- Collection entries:
__________________________________________________

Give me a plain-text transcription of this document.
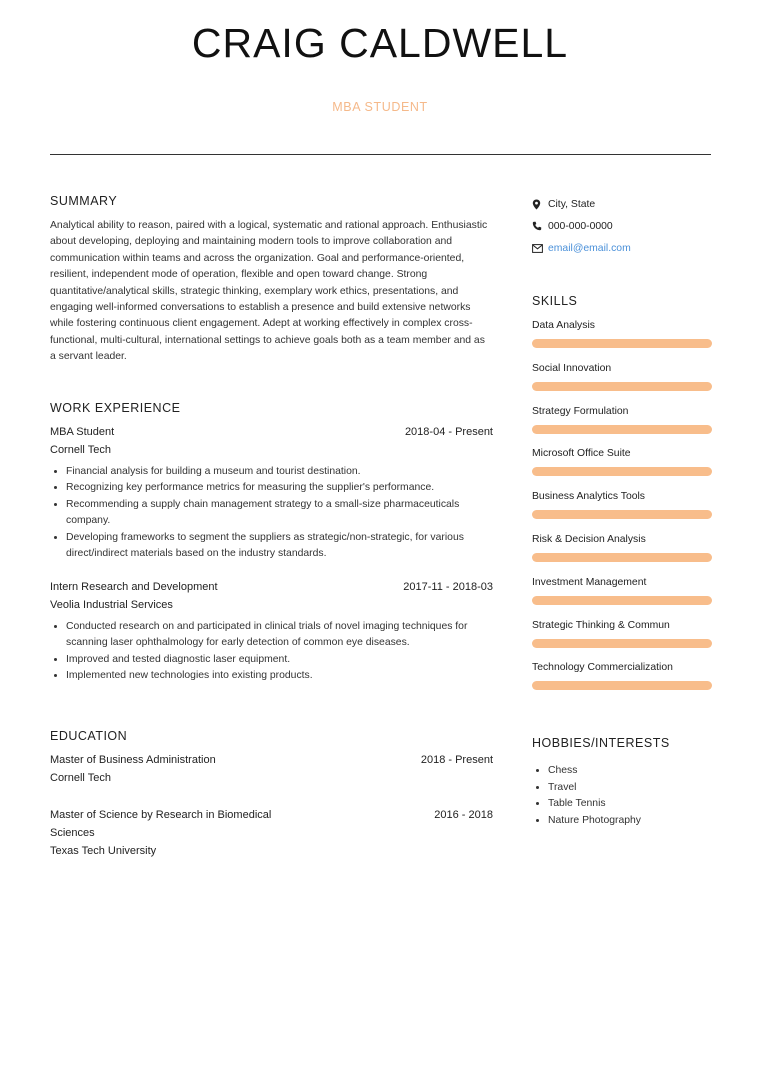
CRAIG CALDWELL
MBA STUDENT
SUMMARY

Analytical ability to reason, paired with a logical, systematic and rational approach. Enthusiastic about developing, deploying and maintaining modern tools to improve collaboration and communication within teams and across the organization. Goal and performance-oriented, resilient, independent mode of operation, flexible and open toward change. Strong quantitative/analytical skills, strategic thinking, exemplary work ethics, presentations, and engaging well-informed conversations to establish a presence and build extensive networks while fostering continuous client engagement. Adept at working effectively in complex cross-functional, multi-cultural, international settings to achieve goals both as a team member and as a servant leader.

WORK EXPERIENCE
MBA Student	2018-04 - Present
Cornell Tech
• Financial analysis for building a museum and tourist destination.
• Recognizing key performance metrics for measuring the supplier's performance.
• Recommending a supply chain management strategy to a small-size pharmaceuticals company.
• Developing frameworks to segment the suppliers as strategic/non-strategic, for various direct/indirect materials based on the industry standards.
Intern Research and Development	2017-11 - 2018-03
Veolia Industrial Services
• Conducted research on and participated in clinical trials of novel imaging techniques for scanning laser ophthalmology for early detection of common eye diseases.
• Improved and tested diagnostic laser equipment.
• Implemented new technologies into existing products.
EDUCATION
Master of Business Administration	2018 - Present
Cornell Tech
Master of Science by Research in Biomedical Sciences
2016 - 2018
Texas Tech University
City, State
000-000-0000
email@email.com
SKILLS
Data Analysis
Social Innovation
Strategy Formulation
Microsoft Office Suite
Business Analytics Tools
Risk & Decision Analysis
Investment Management
Strategic Thinking & Commun
Technology Commercialization
HOBBIES/INTERESTS
• Chess
• Travel
• Table Tennis
• Nature Photography
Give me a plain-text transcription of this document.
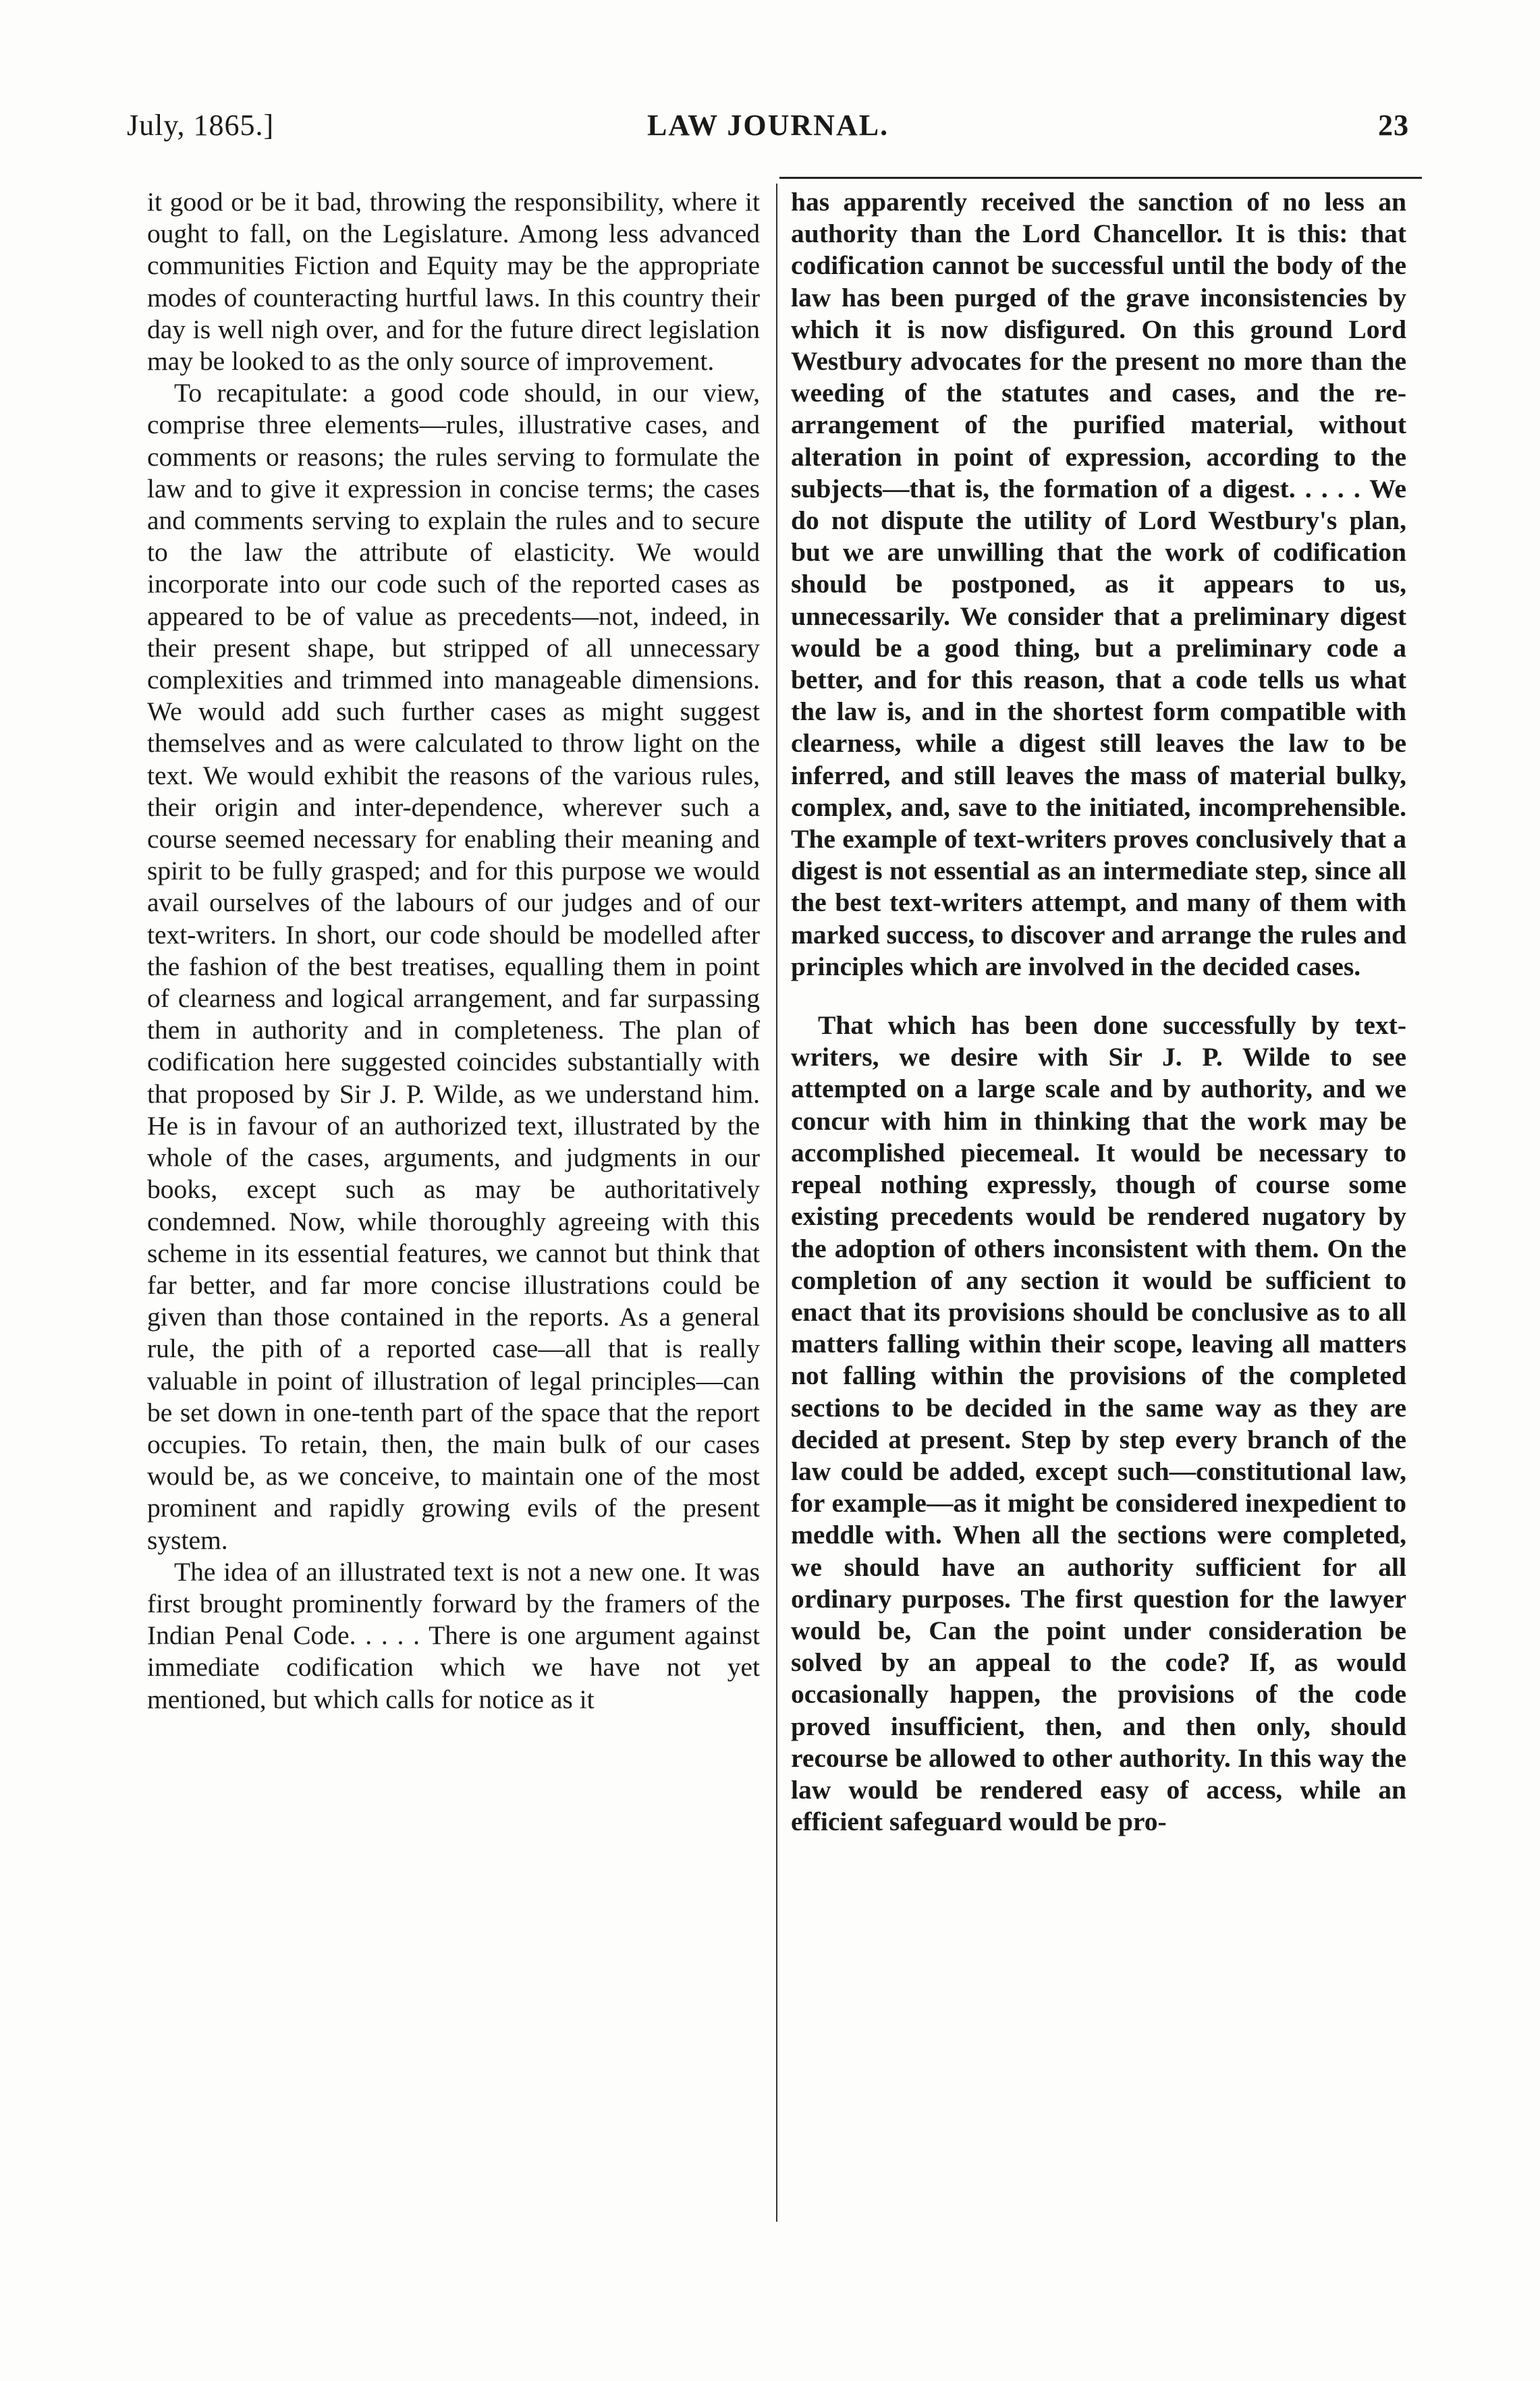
July, 1865.]	LAW JOURNAL.	23

it good or be it bad, throwing the responsibility, where it ought to fall, on the Legislature. Among less advanced communities Fiction and Equity may be the appropriate modes of counteracting hurtful laws. In this country their day is well nigh over, and for the future direct legislation may be looked to as the only source of improvement.

To recapitulate: a good code should, in our view, comprise three elements—rules, illustrative cases, and comments or reasons; the rules serving to formulate the law and to give it expression in concise terms; the cases and comments serving to explain the rules and to secure to the law the attribute of elasticity. We would incorporate into our code such of the reported cases as appeared to be of value as precedents—not, indeed, in their present shape, but stripped of all unnecessary complexities and trimmed into manageable dimensions. We would add such further cases as might suggest themselves and as were calculated to throw light on the text. We would exhibit the reasons of the various rules, their origin and inter-dependence, wherever such a course seemed necessary for enabling their meaning and spirit to be fully grasped; and for this purpose we would avail ourselves of the labours of our judges and of our text-writers. In short, our code should be modelled after the fashion of the best treatises, equalling them in point of clearness and logical arrangement, and far surpassing them in authority and in completeness. The plan of codification here suggested coincides substantially with that proposed by Sir J. P. Wilde, as we understand him. He is in favour of an authorized text, illustrated by the whole of the cases, arguments, and judgments in our books, except such as may be authoritatively condemned. Now, while thoroughly agreeing with this scheme in its essential features, we cannot but think that far better, and far more concise illustrations could be given than those contained in the reports. As a general rule, the pith of a reported case—all that is really valuable in point of illustration of legal principles—can be set down in one-tenth part of the space that the report occupies. To retain, then, the main bulk of our cases would be, as we conceive, to maintain one of the most prominent and rapidly growing evils of the present system.

The idea of an illustrated text is not a new one. It was first brought prominently forward by the framers of the Indian Penal Code. . . . . There is one argument against immediate codification which we have not yet mentioned, but which calls for notice as it

has apparently received the sanction of no less an authority than the Lord Chancellor. It is this: that codification cannot be successful until the body of the law has been purged of the grave inconsistencies by which it is now disfigured. On this ground Lord Westbury advocates for the present no more than the weeding of the statutes and cases, and the re-arrangement of the purified material, without alteration in point of expression, according to the subjects—that is, the formation of a digest. . . . . We do not dispute the utility of Lord Westbury's plan, but we are unwilling that the work of codification should be postponed, as it appears to us, unnecessarily. We consider that a preliminary digest would be a good thing, but a preliminary code a better, and for this reason, that a code tells us what the law is, and in the shortest form compatible with clearness, while a digest still leaves the law to be inferred, and still leaves the mass of material bulky, complex, and, save to the initiated, incomprehensible. The example of text-writers proves conclusively that a digest is not essential as an intermediate step, since all the best text-writers attempt, and many of them with marked success, to discover and arrange the rules and principles which are involved in the decided cases.

That which has been done successfully by text-writers, we desire with Sir J. P. Wilde to see attempted on a large scale and by authority, and we concur with him in thinking that the work may be accomplished piecemeal. It would be necessary to repeal nothing expressly, though of course some existing precedents would be rendered nugatory by the adoption of others inconsistent with them. On the completion of any section it would be sufficient to enact that its provisions should be conclusive as to all matters falling within their scope, leaving all matters not falling within the provisions of the completed sections to be decided in the same way as they are decided at present. Step by step every branch of the law could be added, except such—constitutional law, for example—as it might be considered inexpedient to meddle with. When all the sections were completed, we should have an authority sufficient for all ordinary purposes. The first question for the lawyer would be, Can the point under consideration be solved by an appeal to the code? If, as would occasionally happen, the provisions of the code proved insufficient, then, and then only, should recourse be allowed to other authority. In this way the law would be rendered easy of access, while an efficient safeguard would be pro-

__________________________________________________

- JOB: Pictures are not part of the copy; output everything else in the records exactly.

- PROBLEM SOLUTION:
Give me a plain-text transcription of this document.
CRAIG CALDWELL
MBA STUDENT
SUMMARY

Analytical ability to reason, paired with a logical, systematic and rational approach. Enthusiastic about developing, deploying and maintaining modern tools to improve collaboration and communication within teams and across the organization. Goal and performance-oriented, resilient, independent mode of operation, flexible and open toward change. Strong quantitative/analytical skills, strategic thinking, exemplary work ethics, presentations, and engaging well-informed conversations to establish a presence and build extensive networks while fostering continuous client engagement. Adept at working effectively in complex cross-functional, multi-cultural, international settings to achieve goals both as a team member and as a servant leader.

WORK EXPERIENCE
MBA Student	2018-04 - Present
Cornell Tech
• Financial analysis for building a museum and tourist destination.
• Recognizing key performance metrics for measuring the supplier's performance.
• Recommending a supply chain management strategy to a small-size pharmaceuticals company.
• Developing frameworks to segment the suppliers as strategic/non-strategic, for various direct/indirect materials based on the industry standards.
Intern Research and Development	2017-11 - 2018-03
Veolia Industrial Services
• Conducted research on and participated in clinical trials of novel imaging techniques for scanning laser ophthalmology for early detection of common eye diseases.
• Improved and tested diagnostic laser equipment.
• Implemented new technologies into existing products.
EDUCATION
Master of Business Administration	2018 - Present
Cornell Tech
Master of Science by Research in Biomedical Sciences
2016 - 2018
Texas Tech University
City, State
000-000-0000
email@email.com
SKILLS
Data Analysis
Social Innovation
Strategy Formulation
Microsoft Office Suite
Business Analytics Tools
Risk & Decision Analysis
Investment Management
Strategic Thinking & Commun
Technology Commercialization
HOBBIES/INTERESTS
• Chess
• Travel
• Table Tennis
• Nature Photography
Give me a plain-text transcription of this document.
July, 1865.]	LAW JOURNAL.	23

it good or be it bad, throwing the responsibility, where it ought to fall, on the Legislature. Among less advanced communities Fiction and Equity may be the appropriate modes of counteracting hurtful laws. In this country their day is well nigh over, and for the future direct legislation may be looked to as the only source of improvement.

To recapitulate: a good code should, in our view, comprise three elements—rules, illustrative cases, and comments or reasons; the rules serving to formulate the law and to give it expression in concise terms; the cases and comments serving to explain the rules and to secure to the law the attribute of elasticity. We would incorporate into our code such of the reported cases as appeared to be of value as precedents—not, indeed, in their present shape, but stripped of all unnecessary complexities and trimmed into manageable dimensions. We would add such further cases as might suggest themselves and as were calculated to throw light on the text. We would exhibit the reasons of the various rules, their origin and inter-dependence, wherever such a course seemed necessary for enabling their meaning and spirit to be fully grasped; and for this purpose we would avail ourselves of the labours of our judges and of our text-writers. In short, our code should be modelled after the fashion of the best treatises, equalling them in point of clearness and logical arrangement, and far surpassing them in authority and in completeness. The plan of codification here suggested coincides substantially with that proposed by Sir J. P. Wilde, as we understand him. He is in favour of an authorized text, illustrated by the whole of the cases, arguments, and judgments in our books, except such as may be authoritatively condemned. Now, while thoroughly agreeing with this scheme in its essential features, we cannot but think that far better, and far more concise illustrations could be given than those contained in the reports. As a general rule, the pith of a reported case—all that is really valuable in point of illustration of legal principles—can be set down in one-tenth part of the space that the report occupies. To retain, then, the main bulk of our cases would be, as we conceive, to maintain one of the most prominent and rapidly growing evils of the present system.

The idea of an illustrated text is not a new one. It was first brought prominently forward by the framers of the Indian Penal Code. . . . . There is one argument against immediate codification which we have not yet mentioned, but which calls for notice as it

has apparently received the sanction of no less an authority than the Lord Chancellor. It is this: that codification cannot be successful until the body of the law has been purged of the grave inconsistencies by which it is now disfigured. On this ground Lord Westbury advocates for the present no more than the weeding of the statutes and cases, and the re-arrangement of the purified material, without alteration in point of expression, according to the subjects—that is, the formation of a digest. . . . . We do not dispute the utility of Lord Westbury's plan, but we are unwilling that the work of codification should be postponed, as it appears to us, unnecessarily. We consider that a preliminary digest would be a good thing, but a preliminary code a better, and for this reason, that a code tells us what the law is, and in the shortest form compatible with clearness, while a digest still leaves the law to be inferred, and still leaves the mass of material bulky, complex, and, save to the initiated, incomprehensible. The example of text-writers proves conclusively that a digest is not essential as an intermediate step, since all the best text-writers attempt, and many of them with marked success, to discover and arrange the rules and principles which are involved in the decided cases.

That which has been done successfully by text-writers, we desire with Sir J. P. Wilde to see attempted on a large scale and by authority, and we concur with him in thinking that the work may be accomplished piecemeal. It would be necessary to repeal nothing expressly, though of course some existing precedents would be rendered nugatory by the adoption of others inconsistent with them. On the completion of any section it would be sufficient to enact that its provisions should be conclusive as to all matters falling within their scope, leaving all matters not falling within the provisions of the completed sections to be decided in the same way as they are decided at present. Step by step every branch of the law could be added, except such—constitutional law, for example—as it might be considered inexpedient to meddle with. When all the sections were completed, we should have an authority sufficient for all ordinary purposes. The first question for the lawyer would be, Can the point under consideration be solved by an appeal to the code? If, as would occasionally happen, the provisions of the code proved insufficient, then, and then only, should recourse be allowed to other authority. In this way the law would be rendered easy of access, while an efficient safeguard would be pro-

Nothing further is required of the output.